> CHALLENGE:
Reproduce the items word for word, starting with the line that contains "Text: Daylight: 9 hours: Daylight: 9 hours <box>845" and ending with the line that contains "Text: Daylight: 9 hours: Daylight: 9 hours <box>683 823", both included.

# # #

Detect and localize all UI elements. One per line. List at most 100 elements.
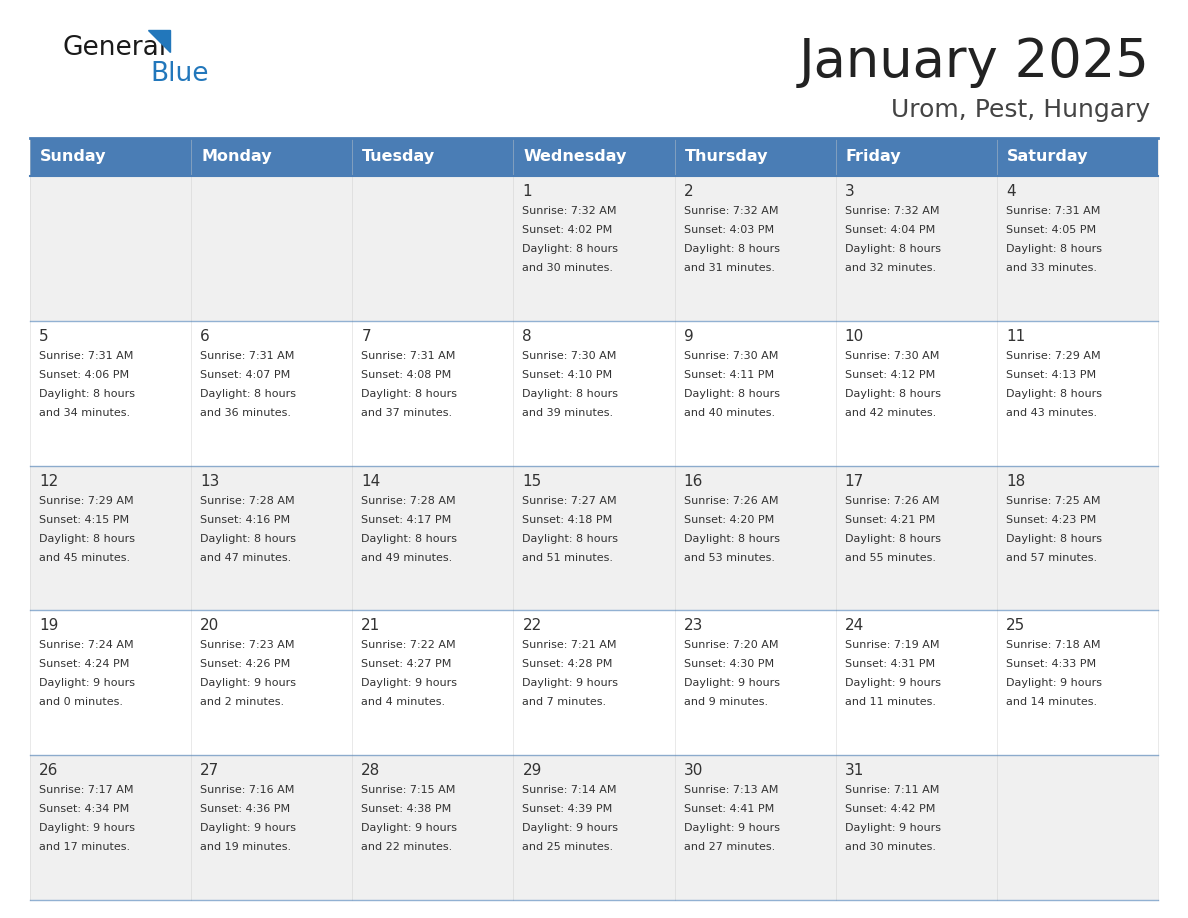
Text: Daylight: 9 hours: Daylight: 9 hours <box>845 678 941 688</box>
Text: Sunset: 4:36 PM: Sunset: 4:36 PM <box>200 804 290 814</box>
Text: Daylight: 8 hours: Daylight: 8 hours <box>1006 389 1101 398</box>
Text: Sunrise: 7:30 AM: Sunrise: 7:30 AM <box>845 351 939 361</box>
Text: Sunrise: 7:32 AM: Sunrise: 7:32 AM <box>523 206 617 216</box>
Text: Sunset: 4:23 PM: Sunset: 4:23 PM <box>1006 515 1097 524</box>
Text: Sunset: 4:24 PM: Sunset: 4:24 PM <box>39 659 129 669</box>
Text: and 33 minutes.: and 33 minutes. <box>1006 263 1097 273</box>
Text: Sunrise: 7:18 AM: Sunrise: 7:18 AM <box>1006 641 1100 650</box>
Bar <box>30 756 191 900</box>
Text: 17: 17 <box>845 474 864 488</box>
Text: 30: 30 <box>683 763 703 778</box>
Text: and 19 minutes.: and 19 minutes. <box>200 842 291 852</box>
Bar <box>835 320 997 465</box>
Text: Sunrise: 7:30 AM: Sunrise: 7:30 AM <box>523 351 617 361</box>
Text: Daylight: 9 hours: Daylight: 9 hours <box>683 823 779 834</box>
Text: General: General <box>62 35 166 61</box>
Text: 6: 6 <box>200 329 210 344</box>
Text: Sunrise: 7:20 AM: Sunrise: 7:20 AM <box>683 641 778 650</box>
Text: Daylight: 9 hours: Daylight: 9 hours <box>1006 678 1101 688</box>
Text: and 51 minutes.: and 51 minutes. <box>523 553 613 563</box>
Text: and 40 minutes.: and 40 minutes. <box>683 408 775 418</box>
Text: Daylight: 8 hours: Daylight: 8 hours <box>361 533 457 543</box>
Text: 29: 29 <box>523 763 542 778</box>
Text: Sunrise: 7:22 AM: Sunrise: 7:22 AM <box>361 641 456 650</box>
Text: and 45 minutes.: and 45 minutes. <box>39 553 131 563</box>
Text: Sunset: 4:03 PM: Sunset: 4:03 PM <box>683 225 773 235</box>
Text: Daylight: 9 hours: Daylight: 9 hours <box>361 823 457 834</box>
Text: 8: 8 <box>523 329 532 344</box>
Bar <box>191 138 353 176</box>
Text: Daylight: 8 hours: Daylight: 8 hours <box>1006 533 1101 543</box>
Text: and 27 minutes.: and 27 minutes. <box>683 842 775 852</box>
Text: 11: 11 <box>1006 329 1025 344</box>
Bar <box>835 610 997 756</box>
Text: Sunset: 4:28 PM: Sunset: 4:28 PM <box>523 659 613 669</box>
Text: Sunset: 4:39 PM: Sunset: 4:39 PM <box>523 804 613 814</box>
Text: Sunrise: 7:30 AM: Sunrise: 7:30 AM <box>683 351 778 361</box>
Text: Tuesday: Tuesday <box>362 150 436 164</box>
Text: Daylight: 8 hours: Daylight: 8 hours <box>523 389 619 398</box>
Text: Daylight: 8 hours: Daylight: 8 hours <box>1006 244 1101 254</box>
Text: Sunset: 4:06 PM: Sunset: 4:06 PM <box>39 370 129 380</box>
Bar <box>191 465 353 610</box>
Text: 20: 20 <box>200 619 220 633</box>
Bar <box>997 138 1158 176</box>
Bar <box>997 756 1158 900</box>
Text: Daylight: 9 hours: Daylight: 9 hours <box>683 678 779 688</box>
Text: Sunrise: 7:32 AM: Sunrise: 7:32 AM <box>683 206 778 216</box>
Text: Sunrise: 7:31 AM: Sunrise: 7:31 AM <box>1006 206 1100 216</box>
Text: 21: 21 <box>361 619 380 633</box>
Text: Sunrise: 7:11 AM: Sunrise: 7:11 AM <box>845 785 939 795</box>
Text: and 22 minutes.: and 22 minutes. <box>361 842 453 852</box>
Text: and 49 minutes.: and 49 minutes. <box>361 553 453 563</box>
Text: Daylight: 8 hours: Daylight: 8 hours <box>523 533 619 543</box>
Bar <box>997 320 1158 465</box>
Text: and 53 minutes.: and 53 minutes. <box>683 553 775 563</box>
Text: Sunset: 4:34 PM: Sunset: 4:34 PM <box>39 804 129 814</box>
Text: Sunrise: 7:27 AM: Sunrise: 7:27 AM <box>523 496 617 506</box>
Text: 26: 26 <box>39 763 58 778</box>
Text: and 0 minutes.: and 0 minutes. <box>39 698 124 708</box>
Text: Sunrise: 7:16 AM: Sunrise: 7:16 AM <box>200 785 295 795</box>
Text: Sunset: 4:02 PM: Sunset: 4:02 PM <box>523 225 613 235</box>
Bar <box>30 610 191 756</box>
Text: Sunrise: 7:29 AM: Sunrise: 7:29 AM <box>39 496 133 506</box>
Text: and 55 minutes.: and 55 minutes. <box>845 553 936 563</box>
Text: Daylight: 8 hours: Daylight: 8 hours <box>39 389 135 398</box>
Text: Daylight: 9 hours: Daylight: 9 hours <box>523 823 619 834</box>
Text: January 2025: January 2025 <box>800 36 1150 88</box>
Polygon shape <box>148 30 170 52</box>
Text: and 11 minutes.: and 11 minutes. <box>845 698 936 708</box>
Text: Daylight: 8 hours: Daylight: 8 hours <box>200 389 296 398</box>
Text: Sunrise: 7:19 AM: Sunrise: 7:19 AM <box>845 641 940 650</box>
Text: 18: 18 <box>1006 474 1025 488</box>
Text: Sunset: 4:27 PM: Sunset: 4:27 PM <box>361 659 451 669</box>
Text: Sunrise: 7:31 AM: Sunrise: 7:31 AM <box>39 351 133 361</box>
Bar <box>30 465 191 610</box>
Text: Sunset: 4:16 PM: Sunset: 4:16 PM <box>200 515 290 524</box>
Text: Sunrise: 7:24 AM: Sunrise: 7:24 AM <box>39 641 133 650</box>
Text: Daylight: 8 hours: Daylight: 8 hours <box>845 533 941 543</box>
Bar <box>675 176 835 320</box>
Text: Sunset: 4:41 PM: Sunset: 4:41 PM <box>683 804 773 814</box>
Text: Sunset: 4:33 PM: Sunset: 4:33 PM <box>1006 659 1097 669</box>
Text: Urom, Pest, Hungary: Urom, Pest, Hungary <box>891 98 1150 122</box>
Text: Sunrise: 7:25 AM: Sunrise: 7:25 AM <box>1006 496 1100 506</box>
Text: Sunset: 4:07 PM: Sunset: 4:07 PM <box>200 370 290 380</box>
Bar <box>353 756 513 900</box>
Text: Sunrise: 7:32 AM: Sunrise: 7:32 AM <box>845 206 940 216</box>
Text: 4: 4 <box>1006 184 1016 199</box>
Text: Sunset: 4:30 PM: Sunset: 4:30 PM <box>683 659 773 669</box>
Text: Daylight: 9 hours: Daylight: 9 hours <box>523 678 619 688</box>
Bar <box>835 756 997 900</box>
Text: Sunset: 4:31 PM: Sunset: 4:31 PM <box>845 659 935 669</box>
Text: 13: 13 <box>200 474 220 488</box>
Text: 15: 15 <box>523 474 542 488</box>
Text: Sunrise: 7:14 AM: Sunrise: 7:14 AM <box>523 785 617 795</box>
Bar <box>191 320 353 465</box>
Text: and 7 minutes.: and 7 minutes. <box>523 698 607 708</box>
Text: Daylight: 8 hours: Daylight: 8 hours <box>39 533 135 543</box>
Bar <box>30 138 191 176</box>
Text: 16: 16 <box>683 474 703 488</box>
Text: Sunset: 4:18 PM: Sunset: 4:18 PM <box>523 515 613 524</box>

# # #

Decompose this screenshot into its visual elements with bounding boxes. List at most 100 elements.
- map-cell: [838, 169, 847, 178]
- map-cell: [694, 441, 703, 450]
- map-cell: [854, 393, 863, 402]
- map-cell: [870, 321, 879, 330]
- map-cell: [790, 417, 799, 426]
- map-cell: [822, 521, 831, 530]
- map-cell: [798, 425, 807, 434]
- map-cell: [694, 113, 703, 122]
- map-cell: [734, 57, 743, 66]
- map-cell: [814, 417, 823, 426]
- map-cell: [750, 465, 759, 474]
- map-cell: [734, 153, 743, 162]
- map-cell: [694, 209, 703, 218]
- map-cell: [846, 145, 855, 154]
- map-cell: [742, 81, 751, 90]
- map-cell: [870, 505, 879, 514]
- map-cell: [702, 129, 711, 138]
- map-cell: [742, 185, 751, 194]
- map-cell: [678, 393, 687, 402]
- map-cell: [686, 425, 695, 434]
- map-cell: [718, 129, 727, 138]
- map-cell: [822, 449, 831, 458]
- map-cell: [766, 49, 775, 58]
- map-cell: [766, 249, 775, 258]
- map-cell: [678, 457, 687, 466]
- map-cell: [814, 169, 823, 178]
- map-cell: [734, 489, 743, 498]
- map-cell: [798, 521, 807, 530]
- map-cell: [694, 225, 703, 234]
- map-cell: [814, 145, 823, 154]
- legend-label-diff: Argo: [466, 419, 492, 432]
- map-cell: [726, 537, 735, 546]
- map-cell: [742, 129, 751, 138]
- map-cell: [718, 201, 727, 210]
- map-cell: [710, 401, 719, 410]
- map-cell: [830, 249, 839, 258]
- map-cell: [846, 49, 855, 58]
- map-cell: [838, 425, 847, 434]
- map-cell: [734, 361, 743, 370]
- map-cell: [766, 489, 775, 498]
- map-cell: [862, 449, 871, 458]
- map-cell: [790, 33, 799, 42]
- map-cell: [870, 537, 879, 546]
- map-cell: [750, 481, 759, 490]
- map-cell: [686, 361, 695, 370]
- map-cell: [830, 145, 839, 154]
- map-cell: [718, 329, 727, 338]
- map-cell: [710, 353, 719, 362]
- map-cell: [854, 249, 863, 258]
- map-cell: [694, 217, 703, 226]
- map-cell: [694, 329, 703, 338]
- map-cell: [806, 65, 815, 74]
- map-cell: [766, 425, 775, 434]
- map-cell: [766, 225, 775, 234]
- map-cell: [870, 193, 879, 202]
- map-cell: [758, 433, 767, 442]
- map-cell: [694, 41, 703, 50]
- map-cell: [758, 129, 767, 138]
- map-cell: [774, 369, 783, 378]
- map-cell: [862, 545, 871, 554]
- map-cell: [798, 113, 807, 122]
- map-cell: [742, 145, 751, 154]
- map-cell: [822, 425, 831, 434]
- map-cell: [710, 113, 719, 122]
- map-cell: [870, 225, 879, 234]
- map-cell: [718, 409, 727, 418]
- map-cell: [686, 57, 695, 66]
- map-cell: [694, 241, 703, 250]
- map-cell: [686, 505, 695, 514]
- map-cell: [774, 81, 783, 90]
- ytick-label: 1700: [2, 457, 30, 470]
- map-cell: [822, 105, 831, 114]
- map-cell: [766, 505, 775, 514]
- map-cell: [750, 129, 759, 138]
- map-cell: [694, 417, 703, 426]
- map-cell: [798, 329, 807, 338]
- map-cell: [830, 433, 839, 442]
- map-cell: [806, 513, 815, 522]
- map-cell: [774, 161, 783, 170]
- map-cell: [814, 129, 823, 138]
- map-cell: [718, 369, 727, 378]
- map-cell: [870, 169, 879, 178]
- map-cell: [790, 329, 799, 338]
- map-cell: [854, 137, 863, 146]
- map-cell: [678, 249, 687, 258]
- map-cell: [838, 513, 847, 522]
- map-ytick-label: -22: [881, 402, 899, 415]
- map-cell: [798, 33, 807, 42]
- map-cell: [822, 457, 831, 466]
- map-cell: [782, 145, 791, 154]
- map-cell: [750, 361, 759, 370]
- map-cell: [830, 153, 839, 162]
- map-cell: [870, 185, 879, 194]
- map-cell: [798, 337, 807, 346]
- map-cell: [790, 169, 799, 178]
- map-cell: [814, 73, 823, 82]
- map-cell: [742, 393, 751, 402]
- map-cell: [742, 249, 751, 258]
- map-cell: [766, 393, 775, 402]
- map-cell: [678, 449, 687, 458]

# # #

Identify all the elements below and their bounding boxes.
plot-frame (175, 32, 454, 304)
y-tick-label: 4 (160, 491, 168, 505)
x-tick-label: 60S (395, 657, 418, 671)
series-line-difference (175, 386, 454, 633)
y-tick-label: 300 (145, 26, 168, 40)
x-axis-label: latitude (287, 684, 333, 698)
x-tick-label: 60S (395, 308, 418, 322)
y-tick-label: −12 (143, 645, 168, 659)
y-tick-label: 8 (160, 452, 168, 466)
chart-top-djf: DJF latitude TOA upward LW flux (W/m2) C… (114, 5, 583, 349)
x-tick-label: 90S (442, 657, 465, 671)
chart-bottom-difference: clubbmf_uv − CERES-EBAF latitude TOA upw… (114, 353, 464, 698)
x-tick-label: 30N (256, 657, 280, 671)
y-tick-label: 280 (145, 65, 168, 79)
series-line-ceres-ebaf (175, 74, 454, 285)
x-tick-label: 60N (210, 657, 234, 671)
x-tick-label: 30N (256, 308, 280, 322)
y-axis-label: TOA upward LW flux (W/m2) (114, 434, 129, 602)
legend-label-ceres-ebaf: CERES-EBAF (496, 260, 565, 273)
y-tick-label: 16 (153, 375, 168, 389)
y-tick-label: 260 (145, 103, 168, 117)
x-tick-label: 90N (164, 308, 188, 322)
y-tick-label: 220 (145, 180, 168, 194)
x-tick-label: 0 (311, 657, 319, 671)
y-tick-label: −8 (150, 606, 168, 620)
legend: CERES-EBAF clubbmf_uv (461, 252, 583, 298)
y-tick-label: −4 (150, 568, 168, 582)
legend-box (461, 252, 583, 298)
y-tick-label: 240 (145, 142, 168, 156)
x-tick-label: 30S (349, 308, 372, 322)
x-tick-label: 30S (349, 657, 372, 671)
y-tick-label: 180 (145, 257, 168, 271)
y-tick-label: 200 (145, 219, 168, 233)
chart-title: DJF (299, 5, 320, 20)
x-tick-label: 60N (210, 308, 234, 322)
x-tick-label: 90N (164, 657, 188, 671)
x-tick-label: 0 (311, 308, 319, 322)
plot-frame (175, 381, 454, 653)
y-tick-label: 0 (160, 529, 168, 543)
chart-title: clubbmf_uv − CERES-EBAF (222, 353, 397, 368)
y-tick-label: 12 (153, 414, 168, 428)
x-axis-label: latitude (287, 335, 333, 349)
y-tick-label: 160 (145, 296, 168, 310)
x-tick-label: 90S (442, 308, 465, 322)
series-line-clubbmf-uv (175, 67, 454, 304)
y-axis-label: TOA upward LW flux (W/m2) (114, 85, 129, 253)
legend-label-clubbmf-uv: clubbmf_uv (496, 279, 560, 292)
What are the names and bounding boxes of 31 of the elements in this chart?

# # #

> OUTPUT OF THE TASK:
Text: Daylight: 9 hours: Daylight: 9 hours <box>845 678 941 688</box>
Text: Sunset: 4:36 PM: Sunset: 4:36 PM <box>200 804 290 814</box>
Text: Daylight: 8 hours: Daylight: 8 hours <box>1006 389 1101 398</box>
Text: Sunrise: 7:30 AM: Sunrise: 7:30 AM <box>845 351 939 361</box>
Text: Sunrise: 7:32 AM: Sunrise: 7:32 AM <box>523 206 617 216</box>
Text: Sunset: 4:23 PM: Sunset: 4:23 PM <box>1006 515 1097 524</box>
Text: Sunset: 4:24 PM: Sunset: 4:24 PM <box>39 659 129 669</box>
Text: and 33 minutes.: and 33 minutes. <box>1006 263 1097 273</box>
Text: Sunrise: 7:18 AM: Sunrise: 7:18 AM <box>1006 641 1100 650</box>
Bar <box>30 756 191 900</box>
Text: 17: 17 <box>845 474 864 488</box>
Text: 30: 30 <box>683 763 703 778</box>
Text: and 19 minutes.: and 19 minutes. <box>200 842 291 852</box>
Bar <box>835 320 997 465</box>
Text: Sunrise: 7:30 AM: Sunrise: 7:30 AM <box>523 351 617 361</box>
Text: Daylight: 9 hours: Daylight: 9 hours <box>683 823 779 834</box>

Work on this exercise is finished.